* begin Task input *

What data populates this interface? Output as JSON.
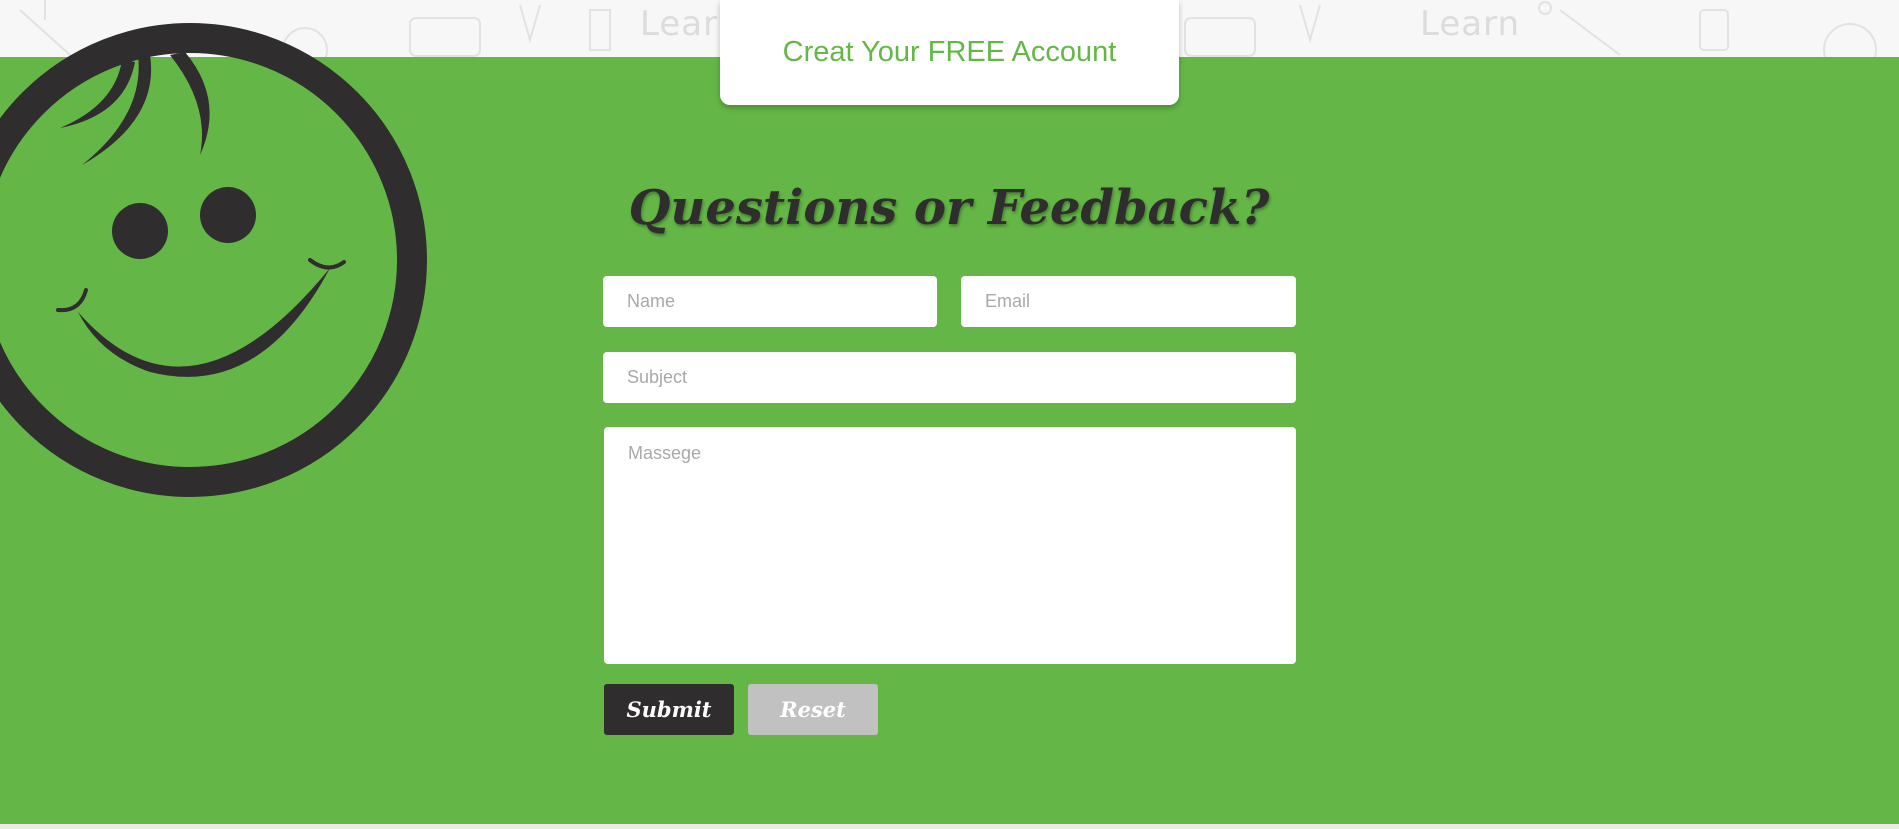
{
  "colors": {
    "brand_green": "#64b746",
    "dark": "#2f2d2e",
    "reset_gray": "#c1c1c1",
    "white": "#ffffff"
  },
  "decor": {
    "doodle_words": [
      "Learn",
      "Learn"
    ],
    "mascot": "smiley-face-icon"
  },
  "header": {
    "account_button_label": "Creat Your FREE Account"
  },
  "contact": {
    "title": "Questions or Feedback?",
    "fields": {
      "name_placeholder": "Name",
      "email_placeholder": "Email",
      "subject_placeholder": "Subject",
      "message_placeholder": "Massege"
    },
    "buttons": {
      "submit_label": "Submit",
      "reset_label": "Reset"
    }
  }
}
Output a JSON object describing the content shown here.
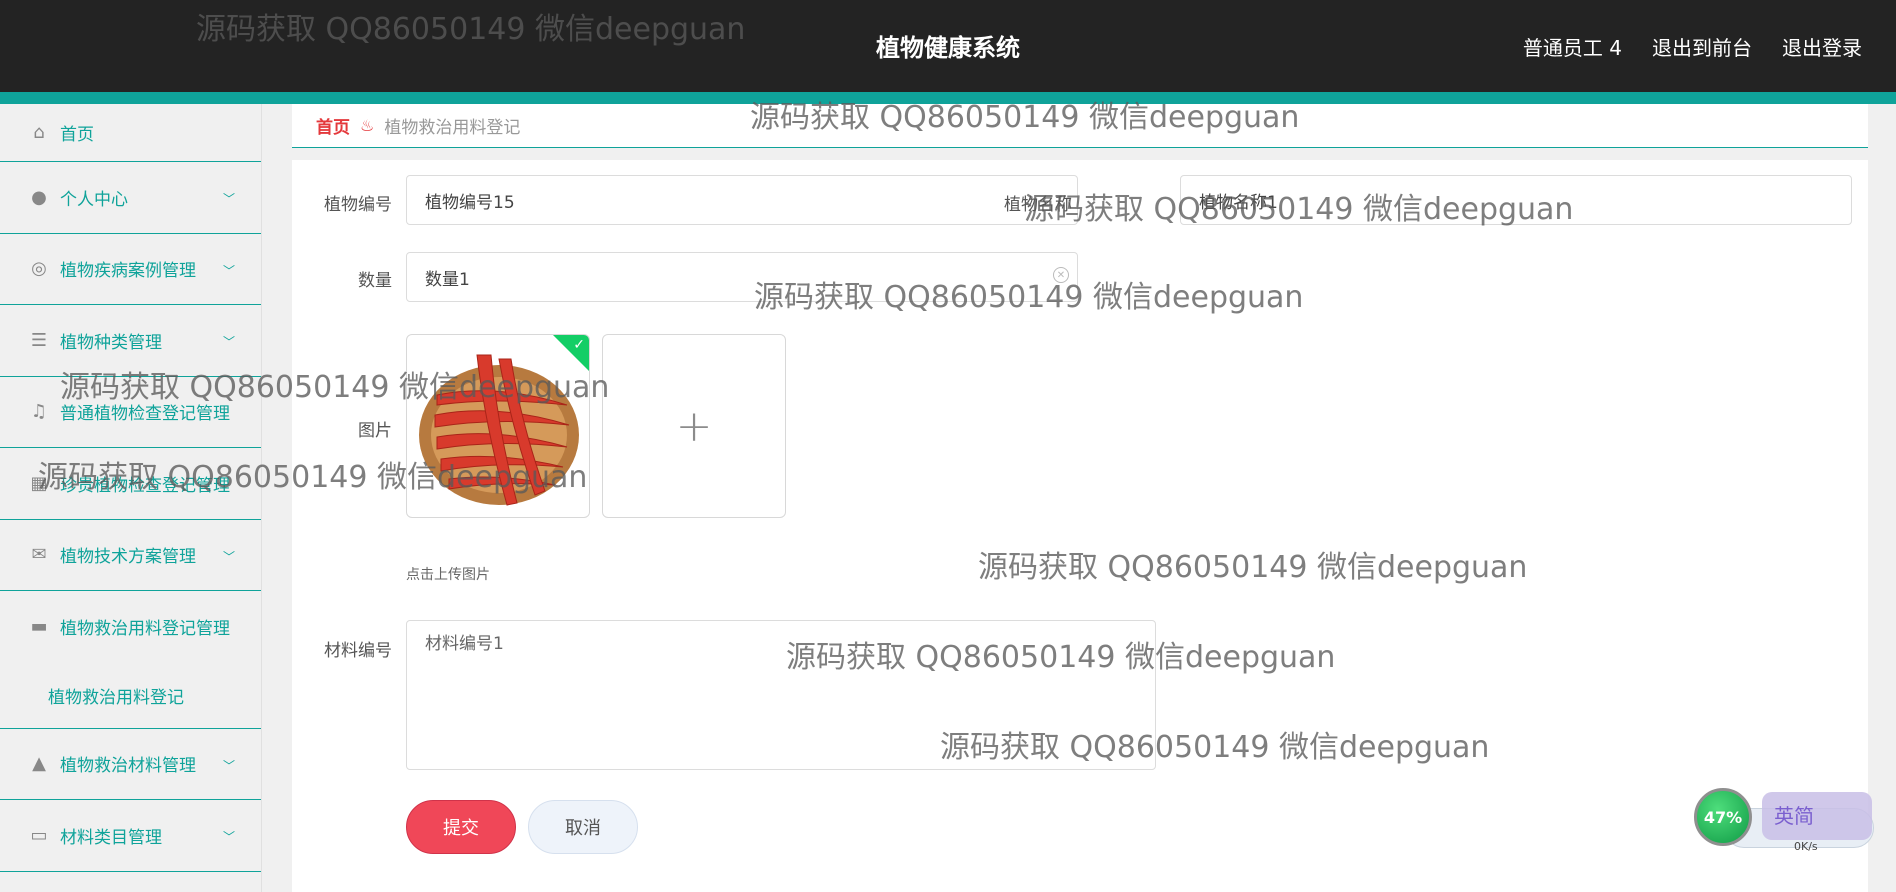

* end Task input *

→ **Work to be completed**: Go through the entries above and print each one exactly, minus the pictures.

→ **Output**:
What data populates this interface? Output as JSON.
{
  "colors": {
    "brand_green": "#64b746",
    "dark": "#2f2d2e",
    "reset_gray": "#c1c1c1",
    "white": "#ffffff"
  },
  "decor": {
    "doodle_words": [
      "Learn",
      "Learn"
    ],
    "mascot": "smiley-face-icon"
  },
  "header": {
    "account_button_label": "Creat Your FREE Account"
  },
  "contact": {
    "title": "Questions or Feedback?",
    "fields": {
      "name_placeholder": "Name",
      "email_placeholder": "Email",
      "subject_placeholder": "Subject",
      "message_placeholder": "Massege"
    },
    "buttons": {
      "submit_label": "Submit",
      "reset_label": "Reset"
    }
  }
}
Output a JSON object describing the content shown here.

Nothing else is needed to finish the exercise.